Exercise objective> Transcribe the material exactly. Images do not belong in the copy.

(Records from a data source)
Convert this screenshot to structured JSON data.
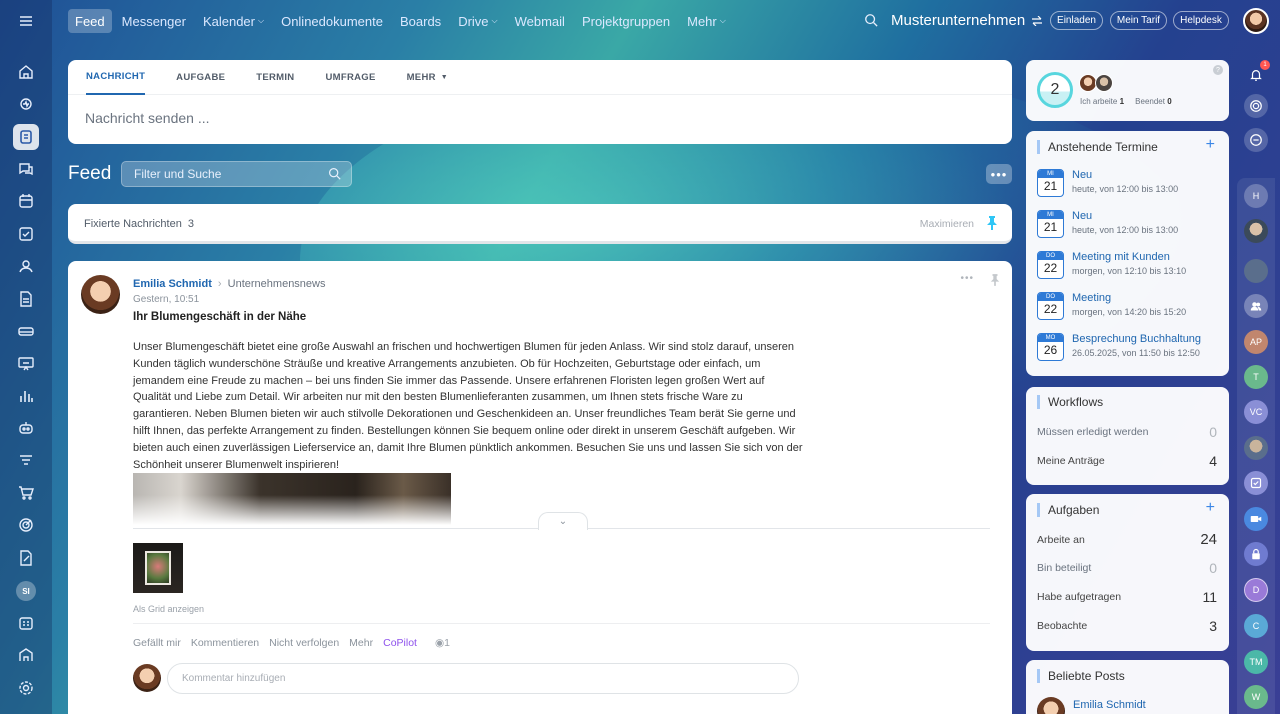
{
  "nav": {
    "items": [
      {
        "label": "Feed",
        "active": true
      },
      {
        "label": "Messenger"
      },
      {
        "label": "Kalender",
        "dropdown": true
      },
      {
        "label": "Onlinedokumente"
      },
      {
        "label": "Boards"
      },
      {
        "label": "Drive",
        "dropdown": true
      },
      {
        "label": "Webmail"
      },
      {
        "label": "Projektgruppen"
      },
      {
        "label": "Mehr",
        "dropdown": true
      }
    ],
    "company": "Musterunternehmen",
    "buttons": {
      "invite": "Einladen",
      "plan": "Mein Tarif",
      "help": "Helpdesk"
    }
  },
  "sidebar": {
    "icons": [
      "menu-icon",
      "home-icon",
      "pulse-icon",
      "feed-icon",
      "chat-icon",
      "calendar-icon",
      "task-icon",
      "contacts-icon",
      "document-icon",
      "drive-icon",
      "presentation-icon",
      "chart-icon",
      "robot-icon",
      "filter-icon",
      "cart-icon",
      "target-icon",
      "sign-icon",
      "user-si",
      "schedule-icon",
      "office-icon",
      "settings-icon"
    ],
    "user_initials": "SI"
  },
  "composer": {
    "tabs": [
      "Nachricht",
      "Aufgabe",
      "Termin",
      "Umfrage",
      "Mehr"
    ],
    "placeholder": "Nachricht senden ..."
  },
  "feed": {
    "title": "Feed",
    "search_placeholder": "Filter und Suche",
    "pinned_label": "Fixierte Nachrichten",
    "pinned_count": "3",
    "maximize": "Maximieren"
  },
  "post": {
    "author": "Emilia Schmidt",
    "group": "Unternehmensnews",
    "time": "Gestern, 10:51",
    "title": "Ihr Blumengeschäft in der Nähe",
    "text": "Unser Blumengeschäft bietet eine große Auswahl an frischen und hochwertigen Blumen für jeden Anlass. Wir sind stolz darauf, unseren Kunden täglich wunderschöne Sträuße und kreative Arrangements anzubieten. Ob für Hochzeiten, Geburtstage oder einfach, um jemandem eine Freude zu machen – bei uns finden Sie immer das Passende. Unsere erfahrenen Floristen legen großen Wert auf Qualität und Liebe zum Detail. Wir arbeiten nur mit den besten Blumenlieferanten zusammen, um Ihnen stets frische Ware zu garantieren. Neben Blumen bieten wir auch stilvolle Dekorationen und Geschenkideen an. Unser freundliches Team berät Sie gerne und hilft Ihnen, das perfekte Arrangement zu finden. Bestellungen können Sie bequem online oder direkt in unserem Geschäft aufgeben. Wir bieten auch einen zuverlässigen Lieferservice an, damit Ihre Blumen pünktlich ankommen. Besuchen Sie uns und lassen Sie sich von der Schönheit unserer Blumenwelt inspirieren!",
    "grid_link": "Als Grid anzeigen",
    "actions": {
      "like": "Gefällt mir",
      "comment": "Kommentieren",
      "unfollow": "Nicht verfolgen",
      "more": "Mehr",
      "copilot": "CoPilot"
    },
    "views": "1",
    "comment_placeholder": "Kommentar hinzufügen"
  },
  "status": {
    "count": "2",
    "working_label": "Ich arbeite",
    "working": "1",
    "done_label": "Beendet",
    "done": "0"
  },
  "termine": {
    "title": "Anstehende Termine",
    "events": [
      {
        "day": "MI",
        "date": "21",
        "title": "Neu",
        "time": "heute, von 12:00 bis 13:00"
      },
      {
        "day": "MI",
        "date": "21",
        "title": "Neu",
        "time": "heute, von 12:00 bis 13:00"
      },
      {
        "day": "DO",
        "date": "22",
        "title": "Meeting mit Kunden",
        "time": "morgen, von 12:10 bis 13:10"
      },
      {
        "day": "DO",
        "date": "22",
        "title": "Meeting",
        "time": "morgen, von 14:20 bis 15:20"
      },
      {
        "day": "MO",
        "date": "26",
        "title": "Besprechung Buchhaltung",
        "time": "26.05.2025, von 11:50 bis 12:50"
      }
    ]
  },
  "workflows": {
    "title": "Workflows",
    "rows": [
      {
        "label": "Müssen erledigt werden",
        "value": "0"
      },
      {
        "label": "Meine Anträge",
        "value": "4"
      }
    ]
  },
  "aufgaben": {
    "title": "Aufgaben",
    "rows": [
      {
        "label": "Arbeite an",
        "value": "24"
      },
      {
        "label": "Bin beteiligt",
        "value": "0"
      },
      {
        "label": "Habe aufgetragen",
        "value": "11"
      },
      {
        "label": "Beobachte",
        "value": "3"
      }
    ]
  },
  "posts": {
    "title": "Beliebte Posts",
    "author": "Emilia Schmidt"
  },
  "rightbar": {
    "notification_count": "1",
    "chats": [
      "H",
      "AP",
      "T",
      "VC",
      "D",
      "C",
      "TM",
      "W"
    ]
  }
}
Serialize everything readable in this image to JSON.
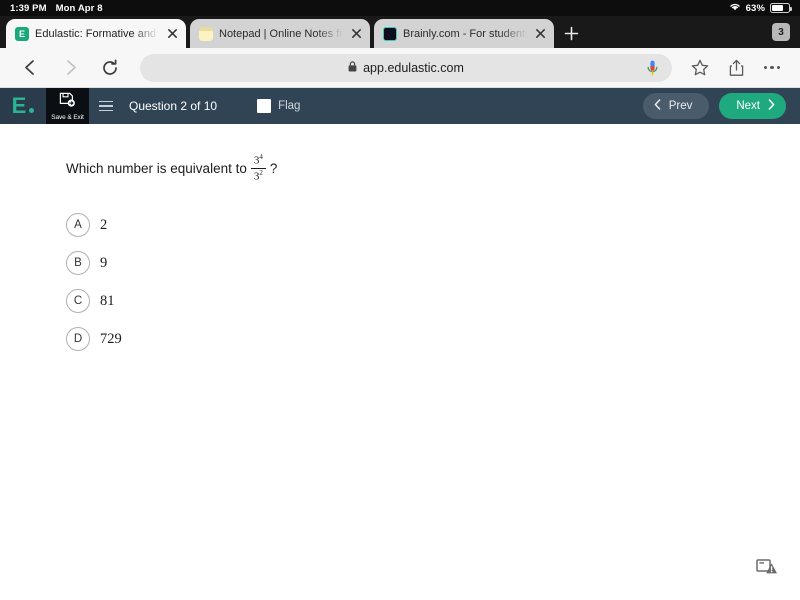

Result>
Convert this screenshot to structured JSON data.
{
  "nav": {
    "items": [
      {
        "label": "Feed",
        "active": true
      },
      {
        "label": "Messenger"
      },
      {
        "label": "Kalender",
        "dropdown": true
      },
      {
        "label": "Onlinedokumente"
      },
      {
        "label": "Boards"
      },
      {
        "label": "Drive",
        "dropdown": true
      },
      {
        "label": "Webmail"
      },
      {
        "label": "Projektgruppen"
      },
      {
        "label": "Mehr",
        "dropdown": true
      }
    ],
    "company": "Musterunternehmen",
    "buttons": {
      "invite": "Einladen",
      "plan": "Mein Tarif",
      "help": "Helpdesk"
    }
  },
  "sidebar": {
    "icons": [
      "menu-icon",
      "home-icon",
      "pulse-icon",
      "feed-icon",
      "chat-icon",
      "calendar-icon",
      "task-icon",
      "contacts-icon",
      "document-icon",
      "drive-icon",
      "presentation-icon",
      "chart-icon",
      "robot-icon",
      "filter-icon",
      "cart-icon",
      "target-icon",
      "sign-icon",
      "user-si",
      "schedule-icon",
      "office-icon",
      "settings-icon"
    ],
    "user_initials": "SI"
  },
  "composer": {
    "tabs": [
      "Nachricht",
      "Aufgabe",
      "Termin",
      "Umfrage",
      "Mehr"
    ],
    "placeholder": "Nachricht senden ..."
  },
  "feed": {
    "title": "Feed",
    "search_placeholder": "Filter und Suche",
    "pinned_label": "Fixierte Nachrichten",
    "pinned_count": "3",
    "maximize": "Maximieren"
  },
  "post": {
    "author": "Emilia Schmidt",
    "group": "Unternehmensnews",
    "time": "Gestern, 10:51",
    "title": "Ihr Blumengeschäft in der Nähe",
    "text": "Unser Blumengeschäft bietet eine große Auswahl an frischen und hochwertigen Blumen für jeden Anlass. Wir sind stolz darauf, unseren Kunden täglich wunderschöne Sträuße und kreative Arrangements anzubieten. Ob für Hochzeiten, Geburtstage oder einfach, um jemandem eine Freude zu machen – bei uns finden Sie immer das Passende. Unsere erfahrenen Floristen legen großen Wert auf Qualität und Liebe zum Detail. Wir arbeiten nur mit den besten Blumenlieferanten zusammen, um Ihnen stets frische Ware zu garantieren. Neben Blumen bieten wir auch stilvolle Dekorationen und Geschenkideen an. Unser freundliches Team berät Sie gerne und hilft Ihnen, das perfekte Arrangement zu finden. Bestellungen können Sie bequem online oder direkt in unserem Geschäft aufgeben. Wir bieten auch einen zuverlässigen Lieferservice an, damit Ihre Blumen pünktlich ankommen. Besuchen Sie uns und lassen Sie sich von der Schönheit unserer Blumenwelt inspirieren!",
    "grid_link": "Als Grid anzeigen",
    "actions": {
      "like": "Gefällt mir",
      "comment": "Kommentieren",
      "unfollow": "Nicht verfolgen",
      "more": "Mehr",
      "copilot": "CoPilot"
    },
    "views": "1",
    "comment_placeholder": "Kommentar hinzufügen"
  },
  "status": {
    "count": "2",
    "working_label": "Ich arbeite",
    "working": "1",
    "done_label": "Beendet",
    "done": "0"
  },
  "termine": {
    "title": "Anstehende Termine",
    "events": [
      {
        "day": "MI",
        "date": "21",
        "title": "Neu",
        "time": "heute, von 12:00 bis 13:00"
      },
      {
        "day": "MI",
        "date": "21",
        "title": "Neu",
        "time": "heute, von 12:00 bis 13:00"
      },
      {
        "day": "DO",
        "date": "22",
        "title": "Meeting mit Kunden",
        "time": "morgen, von 12:10 bis 13:10"
      },
      {
        "day": "DO",
        "date": "22",
        "title": "Meeting",
        "time": "morgen, von 14:20 bis 15:20"
      },
      {
        "day": "MO",
        "date": "26",
        "title": "Besprechung Buchhaltung",
        "time": "26.05.2025, von 11:50 bis 12:50"
      }
    ]
  },
  "workflows": {
    "title": "Workflows",
    "rows": [
      {
        "label": "Müssen erledigt werden",
        "value": "0"
      },
      {
        "label": "Meine Anträge",
        "value": "4"
      }
    ]
  },
  "aufgaben": {
    "title": "Aufgaben",
    "rows": [
      {
        "label": "Arbeite an",
        "value": "24"
      },
      {
        "label": "Bin beteiligt",
        "value": "0"
      },
      {
        "label": "Habe aufgetragen",
        "value": "11"
      },
      {
        "label": "Beobachte",
        "value": "3"
      }
    ]
  },
  "posts": {
    "title": "Beliebte Posts",
    "author": "Emilia Schmidt"
  },
  "rightbar": {
    "notification_count": "1",
    "chats": [
      "H",
      "AP",
      "T",
      "VC",
      "D",
      "C",
      "TM",
      "W"
    ]
  }
}
Serialize everything readable in this image to JSON.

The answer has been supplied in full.